AIM:
Output all lines exactly, with nothing added or dropped.
════
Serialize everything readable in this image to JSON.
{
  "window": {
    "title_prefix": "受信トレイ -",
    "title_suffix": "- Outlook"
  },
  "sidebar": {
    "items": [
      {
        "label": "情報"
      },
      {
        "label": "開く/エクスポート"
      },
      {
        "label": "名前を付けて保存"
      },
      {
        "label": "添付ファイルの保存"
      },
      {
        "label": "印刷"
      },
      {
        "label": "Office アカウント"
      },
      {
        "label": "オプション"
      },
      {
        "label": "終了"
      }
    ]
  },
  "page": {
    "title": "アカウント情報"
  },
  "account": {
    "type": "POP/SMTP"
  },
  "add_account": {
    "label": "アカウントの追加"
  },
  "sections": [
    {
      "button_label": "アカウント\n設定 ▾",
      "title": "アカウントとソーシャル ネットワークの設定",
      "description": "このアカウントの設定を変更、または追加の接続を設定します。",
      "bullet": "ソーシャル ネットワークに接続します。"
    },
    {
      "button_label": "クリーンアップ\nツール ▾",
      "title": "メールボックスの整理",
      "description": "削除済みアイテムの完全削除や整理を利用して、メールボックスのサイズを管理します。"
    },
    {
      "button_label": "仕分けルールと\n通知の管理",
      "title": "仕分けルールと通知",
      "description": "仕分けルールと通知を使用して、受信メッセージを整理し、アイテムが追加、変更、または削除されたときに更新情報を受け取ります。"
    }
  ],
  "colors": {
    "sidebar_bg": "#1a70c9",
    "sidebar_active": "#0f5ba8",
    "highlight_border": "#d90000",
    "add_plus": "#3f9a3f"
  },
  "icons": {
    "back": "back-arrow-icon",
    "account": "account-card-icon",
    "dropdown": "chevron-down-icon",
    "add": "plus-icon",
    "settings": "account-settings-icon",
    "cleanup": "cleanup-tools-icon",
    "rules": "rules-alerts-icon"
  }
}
════
ANSWER TO THIS TASK:
Serialize everything readable in this image to JSON.
{
  "window": {
    "title_prefix": "受信トレイ -",
    "title_suffix": "- Outlook"
  },
  "sidebar": {
    "items": [
      {
        "label": "情報"
      },
      {
        "label": "開く/エクスポート"
      },
      {
        "label": "名前を付けて保存"
      },
      {
        "label": "添付ファイルの保存"
      },
      {
        "label": "印刷"
      },
      {
        "label": "Office アカウント"
      },
      {
        "label": "オプション"
      },
      {
        "label": "終了"
      }
    ]
  },
  "page": {
    "title": "アカウント情報"
  },
  "account": {
    "type": "POP/SMTP"
  },
  "add_account": {
    "label": "アカウントの追加"
  },
  "sections": [
    {
      "button_label": "アカウント\n設定 ▾",
      "title": "アカウントとソーシャル ネットワークの設定",
      "description": "このアカウントの設定を変更、または追加の接続を設定します。",
      "bullet": "ソーシャル ネットワークに接続します。"
    },
    {
      "button_label": "クリーンアップ\nツール ▾",
      "title": "メールボックスの整理",
      "description": "削除済みアイテムの完全削除や整理を利用して、メールボックスのサイズを管理します。"
    },
    {
      "button_label": "仕分けルールと\n通知の管理",
      "title": "仕分けルールと通知",
      "description": "仕分けルールと通知を使用して、受信メッセージを整理し、アイテムが追加、変更、または削除されたときに更新情報を受け取ります。"
    }
  ],
  "colors": {
    "sidebar_bg": "#1a70c9",
    "sidebar_active": "#0f5ba8",
    "highlight_border": "#d90000",
    "add_plus": "#3f9a3f"
  },
  "icons": {
    "back": "back-arrow-icon",
    "account": "account-card-icon",
    "dropdown": "chevron-down-icon",
    "add": "plus-icon",
    "settings": "account-settings-icon",
    "cleanup": "cleanup-tools-icon",
    "rules": "rules-alerts-icon"
  }
}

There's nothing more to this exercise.